*Testo estratto:*
La Bbc ha fatto un servizio sull’aumento dei “turisti spirituali”, che viaggiano nel mondo in cerca della pace interiore. “Nella nostra epoca”, dichiarava un esperto, “le persone non si chiedono più se qualcosa è vero o no, o se ci credono o no, ma solo se funziona”. Questa è un’ottima ricetta anche per te, Scorpione. Nei prossimi mesi ti consiglio di scartare tutte le idee, teorie o abitudini che non servono a farti sentire più a tuo agio nel mondo.
non mi è mai piaciuta l'idea del viaggiare per ritrovare sè stessi.
vai in africa e tornerai diverso, in india ho capito tutto della mia vita, l'america latina mi ha fatto realizzare quali sono le cose davvero importanti, dicono.
ma un viaggio può davvero rivoluzionare la vita di una persona?
quando ero piccola i miei genitori avevano stabilito poche e semplici regole, per me e mio fratello. un esempio? non si butta nulla per terra, pena una predica infinita, a cui io e igor non abbiamo - grazie al cielo - mai dovuto assistere.
noi, le cartacce, ce le teniamo tuttora in tasca.
per il resto la nostra natura era: il parchetto sotto il palazzo del mio amico del cuore, i cigni da sfamare con il pane secco il sabato pomeriggio, le montagne viste dall'autostrada (ma se andiamo sempre dritti ci arriviamo alle montagne?), il ginocchio di acqua salata dell'adriatico, l'orto dei miei nonni, qualche gatto e una tartaruga.

*Obiettivo 1:*
Rispondi a queste domande sul testo estratto:
(a) Secondo l'esperto citato nel servizio della Bbc, che cosa si chiedono ormai le persone?
(b) Come si chiama il fratello di chi scrive?
(c) Con che cosa si sfamavano i cigni il sabato pomeriggio?

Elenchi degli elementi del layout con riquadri
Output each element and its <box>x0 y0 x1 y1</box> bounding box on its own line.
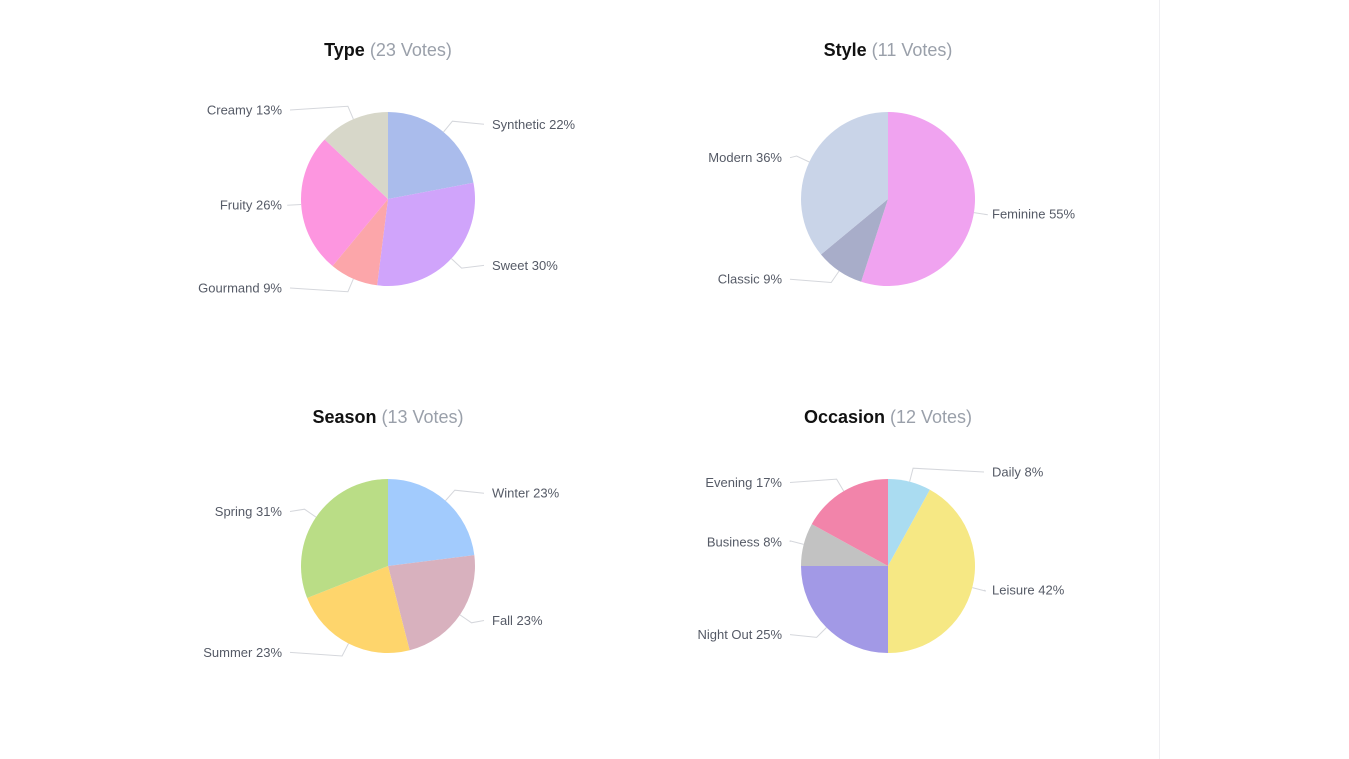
season-chart: Season (13 Votes) Winter 23% Fall 23% Summ… <box>153 379 623 709</box>
occasion-leader-evening <box>789 478 845 492</box>
style-label-feminine: Feminine 55% <box>992 207 1076 222</box>
occasion-leader-daily <box>909 467 985 482</box>
occasion-slice-daily[interactable] <box>888 479 930 566</box>
occasion-label-business: Business 8% <box>707 534 783 549</box>
type-leader-sweet <box>451 258 485 269</box>
type-slice-sweet[interactable] <box>377 182 475 286</box>
style-votes-count: (11 Votes) <box>871 40 953 60</box>
style-chart-title: Style (11 Votes) <box>653 40 1123 61</box>
occasion-title-text: Occasion <box>803 407 885 427</box>
style-leader-modern <box>789 155 810 163</box>
type-leader-fruity <box>287 204 302 206</box>
style-label-classic: Classic 9% <box>718 272 783 287</box>
season-label-fall: Fall 23% <box>492 613 543 628</box>
season-label-winter: Winter 23% <box>492 486 560 501</box>
season-leader-fall <box>459 614 485 624</box>
occasion-leader-leisure <box>972 587 987 592</box>
type-label-creamy: Creamy 13% <box>207 103 283 118</box>
occasion-votes-count: (12 Votes) <box>890 407 973 427</box>
type-slice-gourmand[interactable] <box>332 199 388 286</box>
occasion-label-daily: Daily 8% <box>992 465 1044 480</box>
occasion-slice-evening[interactable] <box>811 479 888 566</box>
style-leader-classic <box>789 270 840 284</box>
type-leader-gourmand <box>289 278 354 293</box>
style-slice-modern[interactable] <box>801 112 888 255</box>
style-label-modern: Modern 36% <box>708 150 782 165</box>
style-chart: Style (11 Votes) Feminine 55% Classic 9% M… <box>653 12 1123 342</box>
type-slice-creamy[interactable] <box>324 112 388 199</box>
type-votes-count: (23 Votes) <box>369 40 452 60</box>
style-leader-feminine <box>973 212 988 216</box>
occasion-slice-leisure[interactable] <box>888 489 975 653</box>
occasion-label-night-out: Night Out 25% <box>697 627 782 642</box>
type-label-synthetic: Synthetic 22% <box>492 117 576 132</box>
season-label-spring: Spring 31% <box>215 504 283 519</box>
type-leader-creamy <box>289 105 354 120</box>
season-slice-spring[interactable] <box>300 479 388 599</box>
season-slice-fall[interactable] <box>388 555 475 651</box>
type-label-gourmand: Gourmand 9% <box>198 281 282 296</box>
season-votes-count: (13 Votes) <box>381 407 464 427</box>
style-pie: Feminine 55% Classic 9% Modern 36% <box>708 112 1076 287</box>
season-slice-summer[interactable] <box>307 566 410 654</box>
type-chart-title: Type (23 Votes) <box>153 40 623 61</box>
type-leader-synthetic <box>443 120 485 133</box>
style-slice-classic[interactable] <box>820 199 888 282</box>
type-chart: Type (23 Votes) Synthetic 22% Sweet 30% Go… <box>153 12 623 342</box>
occasion-leader-business <box>789 540 804 545</box>
occasion-chart-title: Occasion (12 Votes) <box>653 407 1123 428</box>
type-slice-fruity[interactable] <box>300 139 388 267</box>
occasion-label-leisure: Leisure 42% <box>992 583 1065 598</box>
type-title-text: Type <box>324 40 365 60</box>
season-title-text: Season <box>312 407 377 427</box>
season-chart-title: Season (13 Votes) <box>153 407 623 428</box>
style-slice-feminine[interactable] <box>861 112 976 287</box>
season-leader-winter <box>445 489 485 502</box>
occasion-leader-night-out <box>789 627 827 638</box>
occasion-slice-night-out[interactable] <box>801 566 888 653</box>
type-pie: Synthetic 22% Sweet 30% Gourmand 9% Fruity … <box>198 103 576 296</box>
season-pie: Winter 23% Fall 23% Summer 23% Spring 31% <box>203 479 560 660</box>
season-leader-spring <box>289 508 317 518</box>
occasion-pie: Daily 8% Leisure 42% Night Out 25% Business… <box>697 465 1065 653</box>
type-slice-synthetic[interactable] <box>388 111 474 199</box>
style-title-text: Style <box>823 40 867 60</box>
occasion-slice-business[interactable] <box>801 524 888 566</box>
type-label-sweet: Sweet 30% <box>492 258 558 273</box>
season-slice-winter[interactable] <box>388 479 475 566</box>
season-label-summer: Summer 23% <box>203 645 282 660</box>
season-leader-summer <box>289 643 349 657</box>
occasion-label-evening: Evening 17% <box>705 475 782 490</box>
occasion-chart: Occasion (12 Votes) Daily 8% Leisure 42% N… <box>653 379 1123 709</box>
type-label-fruity: Fruity 26% <box>220 198 283 213</box>
panel-divider <box>1159 0 1160 759</box>
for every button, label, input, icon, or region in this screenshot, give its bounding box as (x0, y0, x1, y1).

*Obiettivo 2:* Per favore, duplica le righe delle voci dalla riga che contiene "season-chart: Season (13" fino alla riga che contiene "occasion-slice-daily[interactable] <box>888 479", comprese entrambe.

*Risultato 1:*
(a) Si chiedono solo se qualcosa funziona.
(b) Si chiama igor.
(c) Con il pane secco.

*Risultato 2:*
season-chart: Season (13 Votes) Winter 23% Fall 23% Summ… <box>153 379 623 709</box>
occasion-leader-evening <box>789 478 845 492</box>
style-label-feminine: Feminine 55% <box>992 207 1076 222</box>
occasion-leader-daily <box>909 467 985 482</box>
occasion-slice-daily[interactable] <box>888 479 930 566</box>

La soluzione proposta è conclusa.